--- START THE RECORDS ---
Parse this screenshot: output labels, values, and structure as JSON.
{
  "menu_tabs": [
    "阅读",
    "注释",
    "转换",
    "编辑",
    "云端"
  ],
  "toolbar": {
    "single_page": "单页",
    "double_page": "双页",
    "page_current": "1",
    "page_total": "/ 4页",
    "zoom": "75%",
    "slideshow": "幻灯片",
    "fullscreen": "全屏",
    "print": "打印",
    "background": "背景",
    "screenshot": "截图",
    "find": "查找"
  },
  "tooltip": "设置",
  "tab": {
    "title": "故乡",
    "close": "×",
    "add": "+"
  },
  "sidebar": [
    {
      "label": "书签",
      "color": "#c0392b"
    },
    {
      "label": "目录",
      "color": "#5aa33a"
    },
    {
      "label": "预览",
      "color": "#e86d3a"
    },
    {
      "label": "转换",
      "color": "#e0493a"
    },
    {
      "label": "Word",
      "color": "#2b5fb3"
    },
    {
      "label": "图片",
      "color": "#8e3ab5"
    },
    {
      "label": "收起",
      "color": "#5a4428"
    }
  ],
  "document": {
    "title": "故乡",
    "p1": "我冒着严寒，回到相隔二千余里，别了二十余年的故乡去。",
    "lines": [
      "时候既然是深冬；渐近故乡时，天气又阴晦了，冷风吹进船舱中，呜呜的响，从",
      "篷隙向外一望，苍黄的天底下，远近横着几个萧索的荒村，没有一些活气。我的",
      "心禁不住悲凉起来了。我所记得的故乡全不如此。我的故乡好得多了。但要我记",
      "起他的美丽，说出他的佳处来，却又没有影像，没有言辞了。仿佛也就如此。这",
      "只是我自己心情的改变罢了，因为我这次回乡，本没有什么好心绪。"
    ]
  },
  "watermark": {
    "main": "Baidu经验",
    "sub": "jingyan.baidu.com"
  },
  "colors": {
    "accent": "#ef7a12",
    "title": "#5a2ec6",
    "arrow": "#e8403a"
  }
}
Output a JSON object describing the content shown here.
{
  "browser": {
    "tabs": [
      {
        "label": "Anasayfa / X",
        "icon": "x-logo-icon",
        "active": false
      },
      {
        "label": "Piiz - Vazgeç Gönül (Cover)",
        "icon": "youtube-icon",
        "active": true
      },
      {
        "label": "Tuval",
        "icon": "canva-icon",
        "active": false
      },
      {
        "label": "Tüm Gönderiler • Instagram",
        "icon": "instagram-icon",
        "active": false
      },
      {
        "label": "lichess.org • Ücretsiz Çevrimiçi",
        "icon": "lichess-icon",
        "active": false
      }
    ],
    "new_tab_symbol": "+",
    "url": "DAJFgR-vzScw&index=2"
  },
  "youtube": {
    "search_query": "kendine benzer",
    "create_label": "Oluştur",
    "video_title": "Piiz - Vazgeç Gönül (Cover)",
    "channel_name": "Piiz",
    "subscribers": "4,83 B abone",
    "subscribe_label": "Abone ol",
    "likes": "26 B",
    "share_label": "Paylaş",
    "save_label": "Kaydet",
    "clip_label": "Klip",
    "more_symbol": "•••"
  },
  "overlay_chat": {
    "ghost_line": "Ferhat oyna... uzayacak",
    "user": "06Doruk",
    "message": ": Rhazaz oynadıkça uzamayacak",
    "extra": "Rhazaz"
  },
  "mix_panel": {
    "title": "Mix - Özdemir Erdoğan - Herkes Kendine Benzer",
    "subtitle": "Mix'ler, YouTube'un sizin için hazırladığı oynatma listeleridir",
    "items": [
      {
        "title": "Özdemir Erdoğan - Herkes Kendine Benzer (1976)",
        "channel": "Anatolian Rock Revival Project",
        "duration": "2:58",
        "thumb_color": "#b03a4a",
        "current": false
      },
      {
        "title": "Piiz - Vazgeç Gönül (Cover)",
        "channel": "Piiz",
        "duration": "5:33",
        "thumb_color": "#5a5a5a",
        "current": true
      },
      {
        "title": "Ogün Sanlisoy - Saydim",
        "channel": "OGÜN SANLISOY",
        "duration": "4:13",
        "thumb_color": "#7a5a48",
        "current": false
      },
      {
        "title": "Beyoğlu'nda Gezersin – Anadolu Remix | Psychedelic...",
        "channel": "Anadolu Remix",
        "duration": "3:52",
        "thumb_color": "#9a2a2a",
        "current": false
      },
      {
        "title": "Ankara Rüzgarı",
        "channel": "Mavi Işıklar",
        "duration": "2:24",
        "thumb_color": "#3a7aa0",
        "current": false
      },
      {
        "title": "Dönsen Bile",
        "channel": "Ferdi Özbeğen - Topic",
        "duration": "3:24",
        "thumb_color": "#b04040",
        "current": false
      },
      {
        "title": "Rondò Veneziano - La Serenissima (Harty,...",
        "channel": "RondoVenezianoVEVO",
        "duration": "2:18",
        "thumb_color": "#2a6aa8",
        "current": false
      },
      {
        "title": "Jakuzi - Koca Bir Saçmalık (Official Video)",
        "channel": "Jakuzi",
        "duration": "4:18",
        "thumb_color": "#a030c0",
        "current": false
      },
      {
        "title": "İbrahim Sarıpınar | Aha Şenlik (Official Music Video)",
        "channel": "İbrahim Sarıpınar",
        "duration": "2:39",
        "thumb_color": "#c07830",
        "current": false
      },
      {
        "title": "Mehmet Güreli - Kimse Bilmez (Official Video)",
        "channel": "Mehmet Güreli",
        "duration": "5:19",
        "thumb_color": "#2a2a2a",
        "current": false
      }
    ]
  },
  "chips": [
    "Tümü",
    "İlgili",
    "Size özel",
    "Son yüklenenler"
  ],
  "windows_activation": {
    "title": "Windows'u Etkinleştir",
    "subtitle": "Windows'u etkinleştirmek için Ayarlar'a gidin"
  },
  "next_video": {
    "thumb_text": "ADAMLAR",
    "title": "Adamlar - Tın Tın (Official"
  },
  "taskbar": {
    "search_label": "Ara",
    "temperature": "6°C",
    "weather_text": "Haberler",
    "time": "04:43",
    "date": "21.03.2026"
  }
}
--- END THE RECORDS ---
* _TASK TO CARRY OUT_:
Repeat the listing in full, keeping every line exactly as it is.

* _WRITTEN SOLUTION_:
Parse this screenshot: output labels, values, and structure as JSON.
{
  "menu_tabs": [
    "阅读",
    "注释",
    "转换",
    "编辑",
    "云端"
  ],
  "toolbar": {
    "single_page": "单页",
    "double_page": "双页",
    "page_current": "1",
    "page_total": "/ 4页",
    "zoom": "75%",
    "slideshow": "幻灯片",
    "fullscreen": "全屏",
    "print": "打印",
    "background": "背景",
    "screenshot": "截图",
    "find": "查找"
  },
  "tooltip": "设置",
  "tab": {
    "title": "故乡",
    "close": "×",
    "add": "+"
  },
  "sidebar": [
    {
      "label": "书签",
      "color": "#c0392b"
    },
    {
      "label": "目录",
      "color": "#5aa33a"
    },
    {
      "label": "预览",
      "color": "#e86d3a"
    },
    {
      "label": "转换",
      "color": "#e0493a"
    },
    {
      "label": "Word",
      "color": "#2b5fb3"
    },
    {
      "label": "图片",
      "color": "#8e3ab5"
    },
    {
      "label": "收起",
      "color": "#5a4428"
    }
  ],
  "document": {
    "title": "故乡",
    "p1": "我冒着严寒，回到相隔二千余里，别了二十余年的故乡去。",
    "lines": [
      "时候既然是深冬；渐近故乡时，天气又阴晦了，冷风吹进船舱中，呜呜的响，从",
      "篷隙向外一望，苍黄的天底下，远近横着几个萧索的荒村，没有一些活气。我的",
      "心禁不住悲凉起来了。我所记得的故乡全不如此。我的故乡好得多了。但要我记",
      "起他的美丽，说出他的佳处来，却又没有影像，没有言辞了。仿佛也就如此。这",
      "只是我自己心情的改变罢了，因为我这次回乡，本没有什么好心绪。"
    ]
  },
  "watermark": {
    "main": "Baidu经验",
    "sub": "jingyan.baidu.com"
  },
  "colors": {
    "accent": "#ef7a12",
    "title": "#5a2ec6",
    "arrow": "#e8403a"
  }
}
Output a JSON object describing the content shown here.
{
  "browser": {
    "tabs": [
      {
        "label": "Anasayfa / X",
        "icon": "x-logo-icon",
        "active": false
      },
      {
        "label": "Piiz - Vazgeç Gönül (Cover)",
        "icon": "youtube-icon",
        "active": true
      },
      {
        "label": "Tuval",
        "icon": "canva-icon",
        "active": false
      },
      {
        "label": "Tüm Gönderiler • Instagram",
        "icon": "instagram-icon",
        "active": false
      },
      {
        "label": "lichess.org • Ücretsiz Çevrimiçi",
        "icon": "lichess-icon",
        "active": false
      }
    ],
    "new_tab_symbol": "+",
    "url": "DAJFgR-vzScw&index=2"
  },
  "youtube": {
    "search_query": "kendine benzer",
    "create_label": "Oluştur",
    "video_title": "Piiz - Vazgeç Gönül (Cover)",
    "channel_name": "Piiz",
    "subscribers": "4,83 B abone",
    "subscribe_label": "Abone ol",
    "likes": "26 B",
    "share_label": "Paylaş",
    "save_label": "Kaydet",
    "clip_label": "Klip",
    "more_symbol": "•••"
  },
  "overlay_chat": {
    "ghost_line": "Ferhat oyna... uzayacak",
    "user": "06Doruk",
    "message": ": Rhazaz oynadıkça uzamayacak",
    "extra": "Rhazaz"
  },
  "mix_panel": {
    "title": "Mix - Özdemir Erdoğan - Herkes Kendine Benzer",
    "subtitle": "Mix'ler, YouTube'un sizin için hazırladığı oynatma listeleridir",
    "items": [
      {
        "title": "Özdemir Erdoğan - Herkes Kendine Benzer (1976)",
        "channel": "Anatolian Rock Revival Project",
        "duration": "2:58",
        "thumb_color": "#b03a4a",
        "current": false
      },
      {
        "title": "Piiz - Vazgeç Gönül (Cover)",
        "channel": "Piiz",
        "duration": "5:33",
        "thumb_color": "#5a5a5a",
        "current": true
      },
      {
        "title": "Ogün Sanlisoy - Saydim",
        "channel": "OGÜN SANLISOY",
        "duration": "4:13",
        "thumb_color": "#7a5a48",
        "current": false
      },
      {
        "title": "Beyoğlu'nda Gezersin – Anadolu Remix | Psychedelic...",
        "channel": "Anadolu Remix",
        "duration": "3:52",
        "thumb_color": "#9a2a2a",
        "current": false
      },
      {
        "title": "Ankara Rüzgarı",
        "channel": "Mavi Işıklar",
        "duration": "2:24",
        "thumb_color": "#3a7aa0",
        "current": false
      },
      {
        "title": "Dönsen Bile",
        "channel": "Ferdi Özbeğen - Topic",
        "duration": "3:24",
        "thumb_color": "#b04040",
        "current": false
      },
      {
        "title": "Rondò Veneziano - La Serenissima (Harty,...",
        "channel": "RondoVenezianoVEVO",
        "duration": "2:18",
        "thumb_color": "#2a6aa8",
        "current": false
      },
      {
        "title": "Jakuzi - Koca Bir Saçmalık (Official Video)",
        "channel": "Jakuzi",
        "duration": "4:18",
        "thumb_color": "#a030c0",
        "current": false
      },
      {
        "title": "İbrahim Sarıpınar | Aha Şenlik (Official Music Video)",
        "channel": "İbrahim Sarıpınar",
        "duration": "2:39",
        "thumb_color": "#c07830",
        "current": false
      },
      {
        "title": "Mehmet Güreli - Kimse Bilmez (Official Video)",
        "channel": "Mehmet Güreli",
        "duration": "5:19",
        "thumb_color": "#2a2a2a",
        "current": false
      }
    ]
  },
  "chips": [
    "Tümü",
    "İlgili",
    "Size özel",
    "Son yüklenenler"
  ],
  "windows_activation": {
    "title": "Windows'u Etkinleştir",
    "subtitle": "Windows'u etkinleştirmek için Ayarlar'a gidin"
  },
  "next_video": {
    "thumb_text": "ADAMLAR",
    "title": "Adamlar - Tın Tın (Official"
  },
  "taskbar": {
    "search_label": "Ara",
    "temperature": "6°C",
    "weather_text": "Haberler",
    "time": "04:43",
    "date": "21.03.2026"
  }
}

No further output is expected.